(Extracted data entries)
----------

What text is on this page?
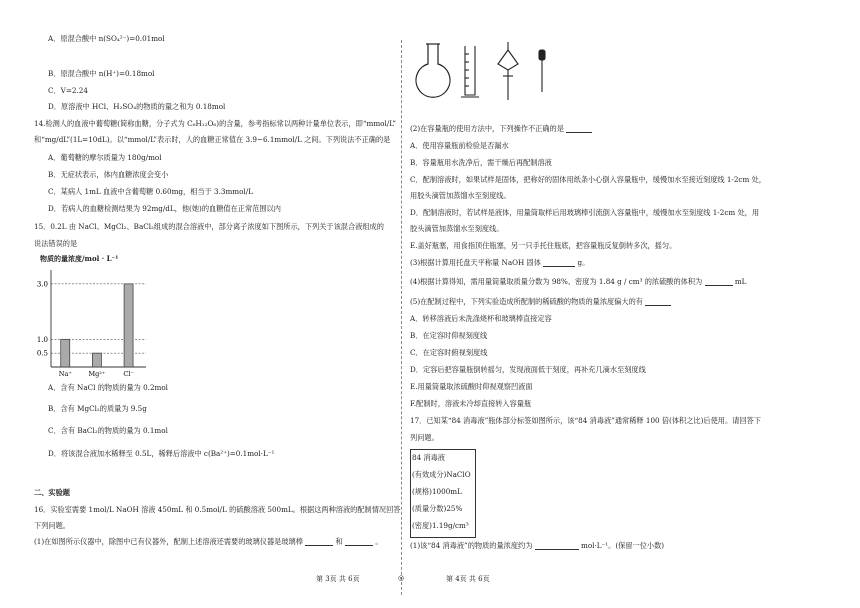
A．原混合酸中 n(SO₄²⁻)=0.01mol
B．原混合酸中 n(H⁺)=0.18mol
C．V=2.24
D．原溶液中 HCl、H₂SO₄的物质的量之和为 0.18mol
14.检测人的血液中葡萄糖(简称血糖，分子式为 C₆H₁₂O₆)的含量，参考指标常以两种计量单位表示，即“mmol/L”
和“mg/dL”(1L=10dL)。以“mmol/L”表示时，人的血糖正常值在 3.9~6.1mmol/L 之间。下列说法不正确的是
A．葡萄糖的摩尔质量为 180g/mol
B．无症状表示，体内血糖浓度会变小
C．某病人 1mL 血液中含葡萄糖 0.60mg，相当于 3.3mmol/L
D．若病人的血糖检测结果为 92mg/dL，他(她)的血糖值在正常范围以内
15．0.2L 由 NaCl、MgCl₂、BaCl₂组成的混合溶液中，部分离子浓度如下图所示，下列关于该混合液组成的
说法错误的是
物质的量浓度/mol · L⁻¹
0.5
1.0
3.0
Na⁺	Mg²⁺	Cl⁻
A．含有 NaCl 的物质的量为 0.2mol
B．含有 MgCl₂的质量为 9.5g
C．含有 BaCl₂的物质的量为 0.1mol
D．将该混合液加水稀释至 0.5L，稀释后溶液中 c(Ba²⁺)=0.1mol·L⁻¹
二、实验题
16．实验室需要 1mol/L NaOH 溶液 450mL 和 0.5mol/L 的硫酸溶液 500mL。根据这两种溶液的配制情况回答
下列问题。
(1)在如图所示仪器中，除图中已有仪器外，配制上述溶液还需要的玻璃仪器是玻璃棒	和	。
(2)在容量瓶的使用方法中，下列操作不正确的是
A．使用容量瓶前检验是否漏水
B．容量瓶用水洗净后，需干燥后再配制溶液
C．配制溶液时，如果试样是固体，把称好的固体用纸条小心倒入容量瓶中，缓慢加水至接近刻度线 1-2cm 处，
用胶头滴管加蒸馏水至刻度线。
D．配制溶液时，若试样是液体，用量筒取样后用玻璃棒引流倒入容量瓶中，缓慢加水至刻度线 1-2cm 处，用
胶头滴管加蒸馏水至刻度线。
E.盖好瓶塞，用食指顶住瓶塞，另一只手托住瓶底，把容量瓶反复倒转多次，摇匀。
(3)根据计算用托盘天平称量 NaOH 固体	g。
(4)根据计算得知，需用量筒量取质量分数为 98%、密度为 1.84 g / cm³ 的浓硫酸的体积为	mL
(5)在配制过程中，下列实验造成所配制的稀硫酸的物质的量浓度偏大的有
A．转移溶液后未洗涤烧杯和玻璃棒直接定容
B．在定容时仰视刻度线
C．在定容时俯视刻度线
D．定容后把容量瓶倒转摇匀，发现液面低于刻度，再补充几滴水至刻度线
E.用量筒量取浓硫酸时仰视观察凹液面
F.配制时，溶液未冷却直接转入容量瓶
17．已知某“84 消毒液”瓶体部分标签如图所示，该“84 消毒液”通常稀释 100 倍(体积之比)后使用。请回答下
列问题。
84 消毒液
(有效成分)NaClO
(规格)1000mL
(质量分数)25%
(密度)1.19g/cm³
(1)该“84 消毒液”的物质的量浓度约为	mol·L⁻¹。(保留一位小数)
第 3页 共 6页	◎	第 4页 共 6页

----------

# Exercise requirements
Repeat the material exactly as it reads, without any of its pictures.

# Problem solution
What text is on this page?
A．原混合酸中 n(SO₄²⁻)=0.01mol
B．原混合酸中 n(H⁺)=0.18mol
C．V=2.24
D．原溶液中 HCl、H₂SO₄的物质的量之和为 0.18mol
14.检测人的血液中葡萄糖(简称血糖，分子式为 C₆H₁₂O₆)的含量，参考指标常以两种计量单位表示，即“mmol/L”
和“mg/dL”(1L=10dL)。以“mmol/L”表示时，人的血糖正常值在 3.9~6.1mmol/L 之间。下列说法不正确的是
A．葡萄糖的摩尔质量为 180g/mol
B．无症状表示，体内血糖浓度会变小
C．某病人 1mL 血液中含葡萄糖 0.60mg，相当于 3.3mmol/L
D．若病人的血糖检测结果为 92mg/dL，他(她)的血糖值在正常范围以内
15．0.2L 由 NaCl、MgCl₂、BaCl₂组成的混合溶液中，部分离子浓度如下图所示，下列关于该混合液组成的
说法错误的是
物质的量浓度/mol · L⁻¹
0.5
1.0
3.0
Na⁺	Mg²⁺	Cl⁻
A．含有 NaCl 的物质的量为 0.2mol
B．含有 MgCl₂的质量为 9.5g
C．含有 BaCl₂的物质的量为 0.1mol
D．将该混合液加水稀释至 0.5L，稀释后溶液中 c(Ba²⁺)=0.1mol·L⁻¹
二、实验题
16．实验室需要 1mol/L NaOH 溶液 450mL 和 0.5mol/L 的硫酸溶液 500mL。根据这两种溶液的配制情况回答
下列问题。
(1)在如图所示仪器中，除图中已有仪器外，配制上述溶液还需要的玻璃仪器是玻璃棒	和	。
(2)在容量瓶的使用方法中，下列操作不正确的是
A．使用容量瓶前检验是否漏水
B．容量瓶用水洗净后，需干燥后再配制溶液
C．配制溶液时，如果试样是固体，把称好的固体用纸条小心倒入容量瓶中，缓慢加水至接近刻度线 1-2cm 处，
用胶头滴管加蒸馏水至刻度线。
D．配制溶液时，若试样是液体，用量筒取样后用玻璃棒引流倒入容量瓶中，缓慢加水至刻度线 1-2cm 处，用
胶头滴管加蒸馏水至刻度线。
E.盖好瓶塞，用食指顶住瓶塞，另一只手托住瓶底，把容量瓶反复倒转多次，摇匀。
(3)根据计算用托盘天平称量 NaOH 固体	g。
(4)根据计算得知，需用量筒量取质量分数为 98%、密度为 1.84 g / cm³ 的浓硫酸的体积为	mL
(5)在配制过程中，下列实验造成所配制的稀硫酸的物质的量浓度偏大的有
A．转移溶液后未洗涤烧杯和玻璃棒直接定容
B．在定容时仰视刻度线
C．在定容时俯视刻度线
D．定容后把容量瓶倒转摇匀，发现液面低于刻度，再补充几滴水至刻度线
E.用量筒量取浓硫酸时仰视观察凹液面
F.配制时，溶液未冷却直接转入容量瓶
17．已知某“84 消毒液”瓶体部分标签如图所示，该“84 消毒液”通常稀释 100 倍(体积之比)后使用。请回答下
列问题。
84 消毒液
(有效成分)NaClO
(规格)1000mL
(质量分数)25%
(密度)1.19g/cm³
(1)该“84 消毒液”的物质的量浓度约为	mol·L⁻¹。(保留一位小数)
第 3页 共 6页	◎	第 4页 共 6页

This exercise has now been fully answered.